ARBEITSAUFTRÄGE.
1. Wohin will Margaritis Schinas laut dem Text zu den EU-Sanktionen gegen Fluglinien in den kommenden Tagen reisen?
2. Greifen Sie den Text zu den EU-Sanktionen gegen Fluglinien nach seinem letzten Satz auf und schreiben Sie ihn weiter.

AUSWAHL.
'''

EU will auch Fluglinien sanktionieren

Angesichts der sich dramatisch verschlechternden Flüchtlingslage an der polnisch-belarussischen Grenze hat EU-Kommissionspräsidentin Ursula von der Leyen zusätzliche Sanktionen gefordert. Belarus müsse mit der „zynischen Instrumentalisierung von Migranten“ und Migrantinnen aufhören, so von der Leyen am Montagabend. Neben Minsk nimmt die EU jetzt auch Fluglinien, die die Flüchtlinge nach Belarus bringen, ins Visier – auch ihnen drohen Sanktionen.

„Ich fordere die Mitgliedsstaaten auf, die erweiterte Sanktionsregelung gegen die belarussischen Behörden, die für diesen hybriden Angriff verantwortlich sind, zu billigen“, sagte von der Leyen. Die EU arbeite insbesondere daran, Fluggesellschaften von Drittstaaten zu sanktionieren, die am Transport von Menschen nach Belarus beteiligt seien. EU-Kommissionsvize Margaritis Schinas sagte, er werde in den kommenden Tagen in die Herkunfts- und Transitländer der Migranten reisen.

'''

DATENBLOCK.

'''

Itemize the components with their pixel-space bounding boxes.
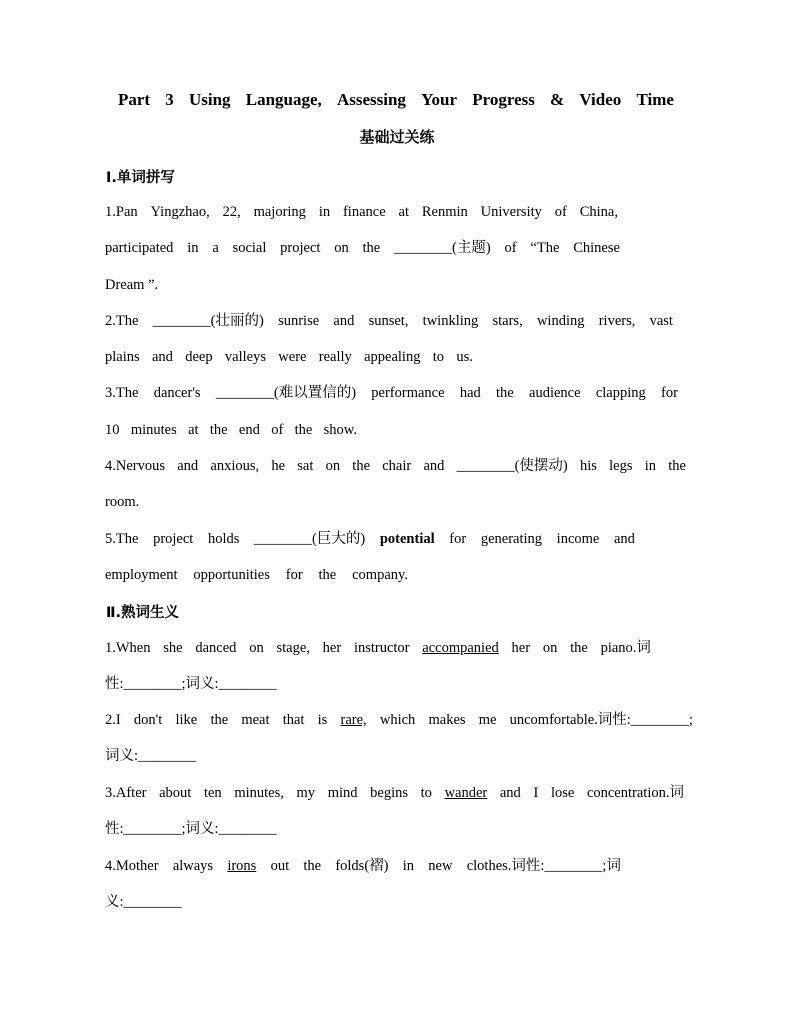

'''

ERWARTETE AUSGABEN.
1. In die Herkunfts- und Transitländer der Migranten.

2.
Nach dem jüngsten Andrang von Flüchtlingen schloss Polen einen Grenzübergang zu Belarus. Am Dienstag um 7.00 Uhr sei der Grenzverkehr für Waren und Personen am Übergang Kuznica eingestellt worden, teilte der Grenzschutz über Twitter mit. Reisende wurden gebeten, auf die Grenzübergänge in Terespol und Bobrowniki auszuweichen – rund 230 bzw. 70 Kilometer von Kuznica entfernt. Am Montag hatten größere Gruppen von Geflüchteten in der Nähe von Kuznica vergeblich versucht, die EU-Außengrenze von belarussischer Seite aus zu durchbrechen. Die polnische Armee stationierte 12.000 Soldaten an der Grenze.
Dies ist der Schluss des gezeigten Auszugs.